*Exercise details*.
From the entries below, gather every line containing the string "referring".

— Start of Material shown —

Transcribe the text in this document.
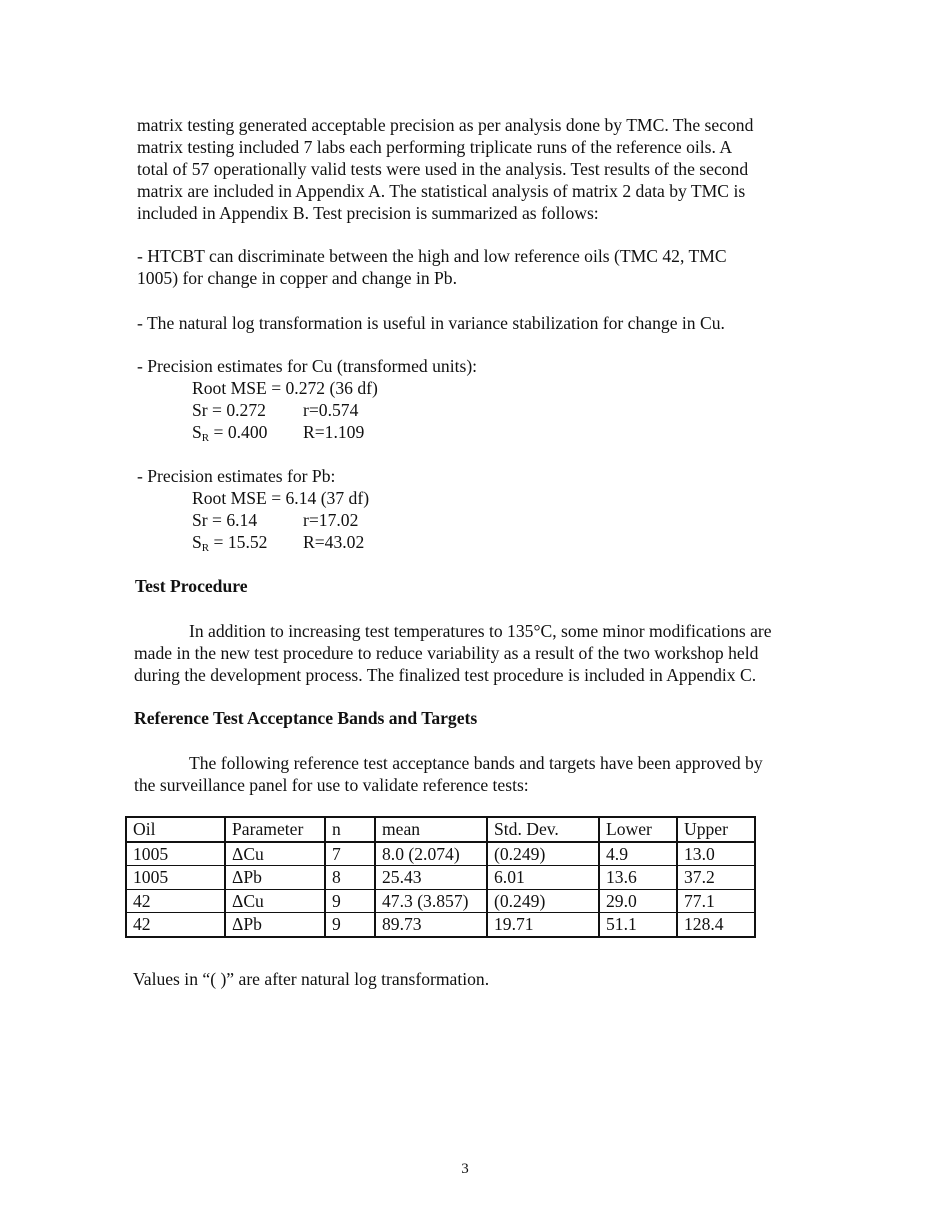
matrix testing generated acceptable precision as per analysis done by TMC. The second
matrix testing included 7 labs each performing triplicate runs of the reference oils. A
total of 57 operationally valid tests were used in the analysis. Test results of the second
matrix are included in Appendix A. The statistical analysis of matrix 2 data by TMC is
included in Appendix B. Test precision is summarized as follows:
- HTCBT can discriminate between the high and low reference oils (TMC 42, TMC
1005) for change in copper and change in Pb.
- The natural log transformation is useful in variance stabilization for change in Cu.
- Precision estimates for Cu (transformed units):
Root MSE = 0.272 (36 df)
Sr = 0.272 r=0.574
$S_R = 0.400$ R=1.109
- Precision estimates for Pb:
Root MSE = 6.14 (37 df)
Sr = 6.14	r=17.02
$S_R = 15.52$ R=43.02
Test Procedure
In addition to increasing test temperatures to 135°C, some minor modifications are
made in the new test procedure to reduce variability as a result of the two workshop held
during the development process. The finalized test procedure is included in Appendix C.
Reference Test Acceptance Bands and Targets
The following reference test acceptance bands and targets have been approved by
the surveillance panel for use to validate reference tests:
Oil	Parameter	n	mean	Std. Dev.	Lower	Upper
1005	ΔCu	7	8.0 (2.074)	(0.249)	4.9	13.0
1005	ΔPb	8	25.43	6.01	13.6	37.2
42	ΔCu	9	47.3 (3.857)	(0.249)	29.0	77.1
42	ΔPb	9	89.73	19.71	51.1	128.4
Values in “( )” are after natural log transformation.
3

— End of Material shown —
— Start of Material shown —

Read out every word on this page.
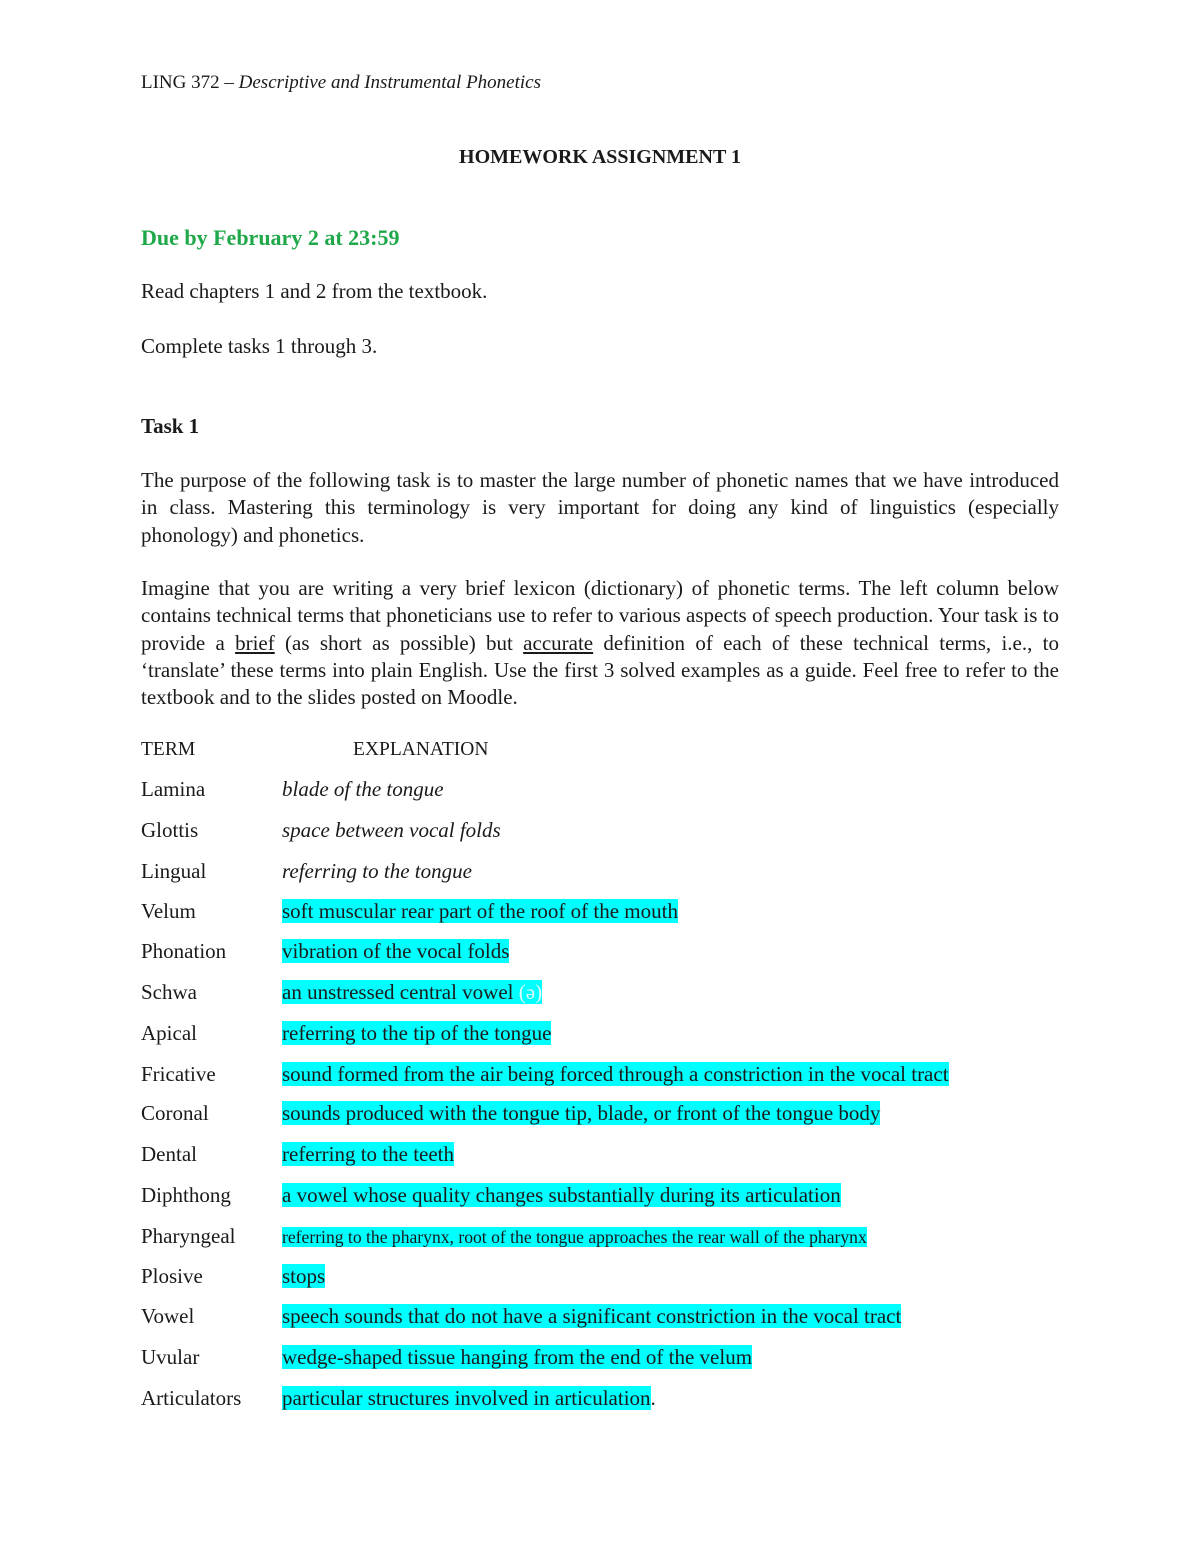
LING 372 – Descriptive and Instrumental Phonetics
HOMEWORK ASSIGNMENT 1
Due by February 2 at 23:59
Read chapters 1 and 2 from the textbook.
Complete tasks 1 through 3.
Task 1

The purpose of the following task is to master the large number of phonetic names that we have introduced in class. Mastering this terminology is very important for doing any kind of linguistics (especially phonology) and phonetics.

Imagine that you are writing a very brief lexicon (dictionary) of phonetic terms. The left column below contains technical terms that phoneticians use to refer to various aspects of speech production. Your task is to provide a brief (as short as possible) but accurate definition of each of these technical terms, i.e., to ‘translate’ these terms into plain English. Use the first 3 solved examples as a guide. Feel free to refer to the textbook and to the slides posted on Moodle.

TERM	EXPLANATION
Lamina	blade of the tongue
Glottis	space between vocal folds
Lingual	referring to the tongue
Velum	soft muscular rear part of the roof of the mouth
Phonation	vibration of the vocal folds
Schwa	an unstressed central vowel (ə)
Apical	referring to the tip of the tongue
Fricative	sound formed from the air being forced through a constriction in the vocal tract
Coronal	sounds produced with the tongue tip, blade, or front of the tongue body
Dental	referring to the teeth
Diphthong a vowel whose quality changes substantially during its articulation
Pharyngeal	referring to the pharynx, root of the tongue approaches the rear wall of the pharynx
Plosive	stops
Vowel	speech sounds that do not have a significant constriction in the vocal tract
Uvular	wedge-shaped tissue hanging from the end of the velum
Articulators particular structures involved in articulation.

— End of Material shown —
— Start of Material shown —

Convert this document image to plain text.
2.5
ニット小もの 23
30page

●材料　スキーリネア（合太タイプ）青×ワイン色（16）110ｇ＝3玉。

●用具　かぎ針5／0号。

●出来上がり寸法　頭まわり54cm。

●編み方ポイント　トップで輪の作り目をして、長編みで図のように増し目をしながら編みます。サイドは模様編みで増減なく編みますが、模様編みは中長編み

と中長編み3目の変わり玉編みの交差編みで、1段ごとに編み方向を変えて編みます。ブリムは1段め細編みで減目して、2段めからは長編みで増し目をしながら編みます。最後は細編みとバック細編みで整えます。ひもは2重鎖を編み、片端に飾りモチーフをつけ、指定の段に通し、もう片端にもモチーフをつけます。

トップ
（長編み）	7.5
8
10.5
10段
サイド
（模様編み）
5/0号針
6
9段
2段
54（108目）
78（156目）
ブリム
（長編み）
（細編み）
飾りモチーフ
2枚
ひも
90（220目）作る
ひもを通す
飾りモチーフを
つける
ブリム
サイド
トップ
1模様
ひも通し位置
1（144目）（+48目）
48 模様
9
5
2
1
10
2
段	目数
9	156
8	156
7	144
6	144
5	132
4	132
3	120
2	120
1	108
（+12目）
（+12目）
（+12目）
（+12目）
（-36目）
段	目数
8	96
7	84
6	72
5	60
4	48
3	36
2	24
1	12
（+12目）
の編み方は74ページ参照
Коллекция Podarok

— End of Material shown —

*Answer*.
Lingual	referring to the tongue
Apical	referring to the tip of the tongue
Dental	referring to the teeth
Pharyngeal	referring to the pharynx, root of the tongue approaches the rear wall of the pharynx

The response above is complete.